--- BEGIN Document ---

Microsoft Hyper-V 2012 High Availability and Live Migration

I’m about 75% of the way through the Introduction to Hyper-V Jump start in the Microsoft Virtual academy. There is a lot of great information contained in the videos and .ppt downloads.  Below are some of the highlights of the material that I am not as familiar with: High-Availability and Clustering. Microsoft Hyper-V in Server 2012  provides “Complete Redundancy In the Box.”

Virtualization can cause problems if you take 10 or 20 servers and virtualize them all onto a single piece of hardware (your host server); you’ve created a single point of failure. If your single host goes down you lose a whole workload. Because Microsoft realizes that the value of these hosts exponentially increases, they’ve worked hard to create complete redundancy and protection in all core services; from the bottom of the stack, to the top. Below are the five levels, from the physical to the virtual, where Server 2012 can protect your data.

1. Hardware Fault:

  • Windows Hardware Error Architecture (WHEA)
  • Reliability, Availability, Serviceability (RAS)

Server 2012 provides RAS Hardware Fault detection capabilities. For example, if a memory controller detects an address is failing, hyper-v is notified, and the address space is taken offline. The information about the hardware fault is sent to the BDC store so it survives reboots, and the server never allocates this area of memory again. This is a nice feature that fixes hardware errors without user intervention.

2. Physical Node Redundancy:

  • Live Migration for Planned Downtime
  • Failover Cluster for Unplanned Downtime

If a server is going to go down unplanned, we want the workloads to failover without any user intervention. In planned downtime, we can live-migrate, perform maintenance on our host, then live-migrate our workloads back over to our repaired host. This physical node redundancy is provided with Hyper-V 2012.

3. I/O Redundancy:

  • Network Load Balancing & Failover via Windows NIC Teaming
  • Storage Multi-Path I/O (MPIO)
  • Multi-Channel SMB (Server 2012 Fileserver)

Storage Multi-path I/O provides redundancy for example iSCSI and  Fiber Channel both from a Host level and a Guest level. If you’re using a Server 2012 fileserver as back-end storage, you get redundancy her as well.

4. Application/Service Failover:

  • Non-Cluster Aware Apps: Hyper-V App Monitoring
  • VM Guest Cluster: iSCSI, Fiber Channel
  • VM Guest Teaming of SR-IOV NICs

If you’re running VM’s and you want to provide failover of applications within the virtual machine, you can cluster applications already. For Non-cluster aware (legacy) apps, Server 2012 provides App Monitoring which does light-level health monitoring such as restarting processes and notifications automatically etc.

--- END Document ---
--- BEGIN Dataset entries ---

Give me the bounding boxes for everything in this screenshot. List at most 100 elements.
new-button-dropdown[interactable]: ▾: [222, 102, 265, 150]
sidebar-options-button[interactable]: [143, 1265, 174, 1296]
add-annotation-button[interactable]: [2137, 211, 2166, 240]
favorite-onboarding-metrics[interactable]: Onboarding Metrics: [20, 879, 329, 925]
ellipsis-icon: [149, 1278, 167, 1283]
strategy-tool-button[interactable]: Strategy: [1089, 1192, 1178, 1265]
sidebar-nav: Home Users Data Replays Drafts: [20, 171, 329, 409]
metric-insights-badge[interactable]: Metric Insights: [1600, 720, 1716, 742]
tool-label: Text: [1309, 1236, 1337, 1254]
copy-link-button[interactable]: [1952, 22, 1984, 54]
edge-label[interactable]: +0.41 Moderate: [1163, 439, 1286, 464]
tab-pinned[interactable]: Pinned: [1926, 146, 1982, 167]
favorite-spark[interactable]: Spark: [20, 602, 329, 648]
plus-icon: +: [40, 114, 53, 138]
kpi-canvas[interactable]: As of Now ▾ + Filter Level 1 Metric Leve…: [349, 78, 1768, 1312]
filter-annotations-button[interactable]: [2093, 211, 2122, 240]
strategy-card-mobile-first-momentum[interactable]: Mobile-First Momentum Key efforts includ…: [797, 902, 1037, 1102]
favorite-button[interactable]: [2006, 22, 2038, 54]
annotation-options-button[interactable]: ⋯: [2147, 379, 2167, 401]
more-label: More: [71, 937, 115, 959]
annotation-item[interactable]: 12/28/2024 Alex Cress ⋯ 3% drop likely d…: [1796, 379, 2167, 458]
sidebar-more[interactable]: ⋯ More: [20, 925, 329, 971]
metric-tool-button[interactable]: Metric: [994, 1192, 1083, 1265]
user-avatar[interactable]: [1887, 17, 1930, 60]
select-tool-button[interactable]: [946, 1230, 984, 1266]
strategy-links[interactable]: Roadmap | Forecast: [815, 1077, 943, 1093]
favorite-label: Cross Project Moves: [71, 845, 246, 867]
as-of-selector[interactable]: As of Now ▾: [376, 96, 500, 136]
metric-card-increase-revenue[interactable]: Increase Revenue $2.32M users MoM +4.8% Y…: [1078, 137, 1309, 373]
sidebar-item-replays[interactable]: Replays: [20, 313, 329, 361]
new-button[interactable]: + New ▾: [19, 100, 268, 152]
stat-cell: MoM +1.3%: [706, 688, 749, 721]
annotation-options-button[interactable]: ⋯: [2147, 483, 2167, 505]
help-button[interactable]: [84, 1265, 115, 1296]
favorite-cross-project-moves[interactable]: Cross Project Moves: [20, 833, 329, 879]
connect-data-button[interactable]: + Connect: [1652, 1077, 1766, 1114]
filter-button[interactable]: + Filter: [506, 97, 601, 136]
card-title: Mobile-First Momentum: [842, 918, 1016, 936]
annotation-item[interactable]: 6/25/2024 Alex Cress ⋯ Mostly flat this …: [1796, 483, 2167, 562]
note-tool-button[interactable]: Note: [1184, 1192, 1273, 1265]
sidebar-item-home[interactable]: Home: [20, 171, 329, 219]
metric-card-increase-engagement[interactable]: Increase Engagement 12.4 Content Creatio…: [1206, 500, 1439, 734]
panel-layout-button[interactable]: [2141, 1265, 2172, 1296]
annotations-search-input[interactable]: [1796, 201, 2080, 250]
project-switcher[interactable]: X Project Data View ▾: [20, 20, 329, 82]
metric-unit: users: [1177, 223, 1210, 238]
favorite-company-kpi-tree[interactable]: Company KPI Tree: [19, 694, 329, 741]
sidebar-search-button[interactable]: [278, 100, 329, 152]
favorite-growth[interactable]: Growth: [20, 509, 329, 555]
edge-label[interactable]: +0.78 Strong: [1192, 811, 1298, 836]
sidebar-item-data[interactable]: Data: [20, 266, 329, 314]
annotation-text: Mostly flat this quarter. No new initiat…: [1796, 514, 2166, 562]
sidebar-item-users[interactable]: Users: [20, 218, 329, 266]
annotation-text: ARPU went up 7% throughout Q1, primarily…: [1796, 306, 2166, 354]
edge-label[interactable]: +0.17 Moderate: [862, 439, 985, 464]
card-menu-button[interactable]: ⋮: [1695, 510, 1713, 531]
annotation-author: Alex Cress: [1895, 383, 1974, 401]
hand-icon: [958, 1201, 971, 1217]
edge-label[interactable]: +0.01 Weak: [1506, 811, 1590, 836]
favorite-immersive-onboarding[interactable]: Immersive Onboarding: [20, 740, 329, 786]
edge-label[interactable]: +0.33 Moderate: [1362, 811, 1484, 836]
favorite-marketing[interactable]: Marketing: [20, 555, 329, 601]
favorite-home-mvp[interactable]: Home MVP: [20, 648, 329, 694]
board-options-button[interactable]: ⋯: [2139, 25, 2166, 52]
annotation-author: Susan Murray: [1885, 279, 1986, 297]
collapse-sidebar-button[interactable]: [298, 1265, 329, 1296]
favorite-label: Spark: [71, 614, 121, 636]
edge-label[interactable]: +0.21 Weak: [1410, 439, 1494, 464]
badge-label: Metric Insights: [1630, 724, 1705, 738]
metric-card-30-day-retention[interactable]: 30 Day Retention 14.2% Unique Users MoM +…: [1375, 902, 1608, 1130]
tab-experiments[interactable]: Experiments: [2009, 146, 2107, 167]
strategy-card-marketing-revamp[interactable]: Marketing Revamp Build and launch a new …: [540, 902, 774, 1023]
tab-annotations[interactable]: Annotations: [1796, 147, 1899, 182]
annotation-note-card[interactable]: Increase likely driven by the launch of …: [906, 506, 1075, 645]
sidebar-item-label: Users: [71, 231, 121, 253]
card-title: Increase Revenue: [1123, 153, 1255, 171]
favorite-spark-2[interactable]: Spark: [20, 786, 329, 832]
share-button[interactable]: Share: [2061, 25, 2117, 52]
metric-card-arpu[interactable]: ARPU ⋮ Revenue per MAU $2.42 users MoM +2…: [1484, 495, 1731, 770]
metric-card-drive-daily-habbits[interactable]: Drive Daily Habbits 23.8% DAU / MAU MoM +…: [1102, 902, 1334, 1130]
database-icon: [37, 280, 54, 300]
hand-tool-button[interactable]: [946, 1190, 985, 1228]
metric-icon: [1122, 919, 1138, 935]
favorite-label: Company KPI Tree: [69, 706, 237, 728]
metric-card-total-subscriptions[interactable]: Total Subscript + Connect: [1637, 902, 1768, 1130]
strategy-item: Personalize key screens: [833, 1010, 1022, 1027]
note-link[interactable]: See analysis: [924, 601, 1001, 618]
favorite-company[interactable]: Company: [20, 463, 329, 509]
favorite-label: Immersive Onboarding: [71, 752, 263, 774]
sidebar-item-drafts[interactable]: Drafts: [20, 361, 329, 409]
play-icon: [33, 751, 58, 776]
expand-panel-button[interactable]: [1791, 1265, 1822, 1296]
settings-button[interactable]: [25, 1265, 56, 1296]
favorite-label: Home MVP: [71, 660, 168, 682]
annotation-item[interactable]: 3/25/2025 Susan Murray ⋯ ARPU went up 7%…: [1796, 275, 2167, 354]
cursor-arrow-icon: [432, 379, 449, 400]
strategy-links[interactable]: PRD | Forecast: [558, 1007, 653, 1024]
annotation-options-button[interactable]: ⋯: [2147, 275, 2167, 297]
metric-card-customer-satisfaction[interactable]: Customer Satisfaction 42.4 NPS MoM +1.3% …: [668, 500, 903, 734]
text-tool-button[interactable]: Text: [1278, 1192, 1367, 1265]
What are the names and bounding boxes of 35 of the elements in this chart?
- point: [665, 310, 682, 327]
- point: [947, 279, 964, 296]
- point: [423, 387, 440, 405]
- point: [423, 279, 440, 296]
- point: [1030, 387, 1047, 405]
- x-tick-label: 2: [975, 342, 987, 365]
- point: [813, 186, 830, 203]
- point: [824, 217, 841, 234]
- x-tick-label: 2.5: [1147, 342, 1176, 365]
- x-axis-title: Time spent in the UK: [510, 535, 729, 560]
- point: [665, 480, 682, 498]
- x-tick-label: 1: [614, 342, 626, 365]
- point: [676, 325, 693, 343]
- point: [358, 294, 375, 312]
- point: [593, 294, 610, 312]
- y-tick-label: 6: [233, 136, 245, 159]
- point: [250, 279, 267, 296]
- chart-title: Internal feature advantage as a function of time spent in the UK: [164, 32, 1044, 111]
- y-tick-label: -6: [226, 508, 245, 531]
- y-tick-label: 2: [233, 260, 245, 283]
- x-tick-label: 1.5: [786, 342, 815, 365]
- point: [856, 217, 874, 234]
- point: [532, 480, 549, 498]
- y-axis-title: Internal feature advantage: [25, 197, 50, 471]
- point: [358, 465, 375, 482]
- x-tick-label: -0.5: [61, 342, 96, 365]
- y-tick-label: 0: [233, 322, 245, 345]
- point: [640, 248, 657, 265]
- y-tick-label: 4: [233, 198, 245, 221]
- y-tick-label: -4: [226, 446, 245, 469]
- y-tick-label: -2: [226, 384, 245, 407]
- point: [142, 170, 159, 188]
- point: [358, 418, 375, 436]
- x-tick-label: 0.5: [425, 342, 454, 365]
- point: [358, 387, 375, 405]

--- END Dataset entries ---

§ Work to do
**a)** Reproduce word for word the portion of the Hyper-V article that begins at the words "Storage Multi-path I/O provides" and stops after "notifications automatically etc.".
**b)** Using the Hyper-V article, state whether each statement agrees with it, answering yes or no and quoting the deciding words: (i) Information about a hardware fault is kept so that it survives reboots. (ii) Live Migration is listed for unplanned downtime. (iii) App Monitoring is provided for cluster-aware applications.

§ Solution set
**a)**
Storage Multi-path I/O provides redundancy for example iSCSI and  Fiber Channel both from a Host level and a Guest level. If you’re using a Server 2012 fileserver as back-end storage, you get redundancy her as well.

4. Application/Service Failover:

  • Non-Cluster Aware Apps: Hyper-V App Monitoring
  • VM Guest Cluster: iSCSI, Fiber Channel
  • VM Guest Teaming of SR-IOV NICs

If you’re running VM’s and you want to provide failover of applications within the virtual machine, you can cluster applications already. For Non-cluster aware (legacy) apps, Server 2012 provides App Monitoring which does light-level health monitoring such as restarting processes and notifications automatically etc.

**b)**
(i) Yes: "The information about the hardware fault is sent to the BDC store so it survives reboots"
(ii) No: "Live Migration for Planned Downtime" and "Failover Cluster for Unplanned Downtime"
(iii) No: "For Non-cluster aware (legacy) apps, Server 2012 provides App Monitoring"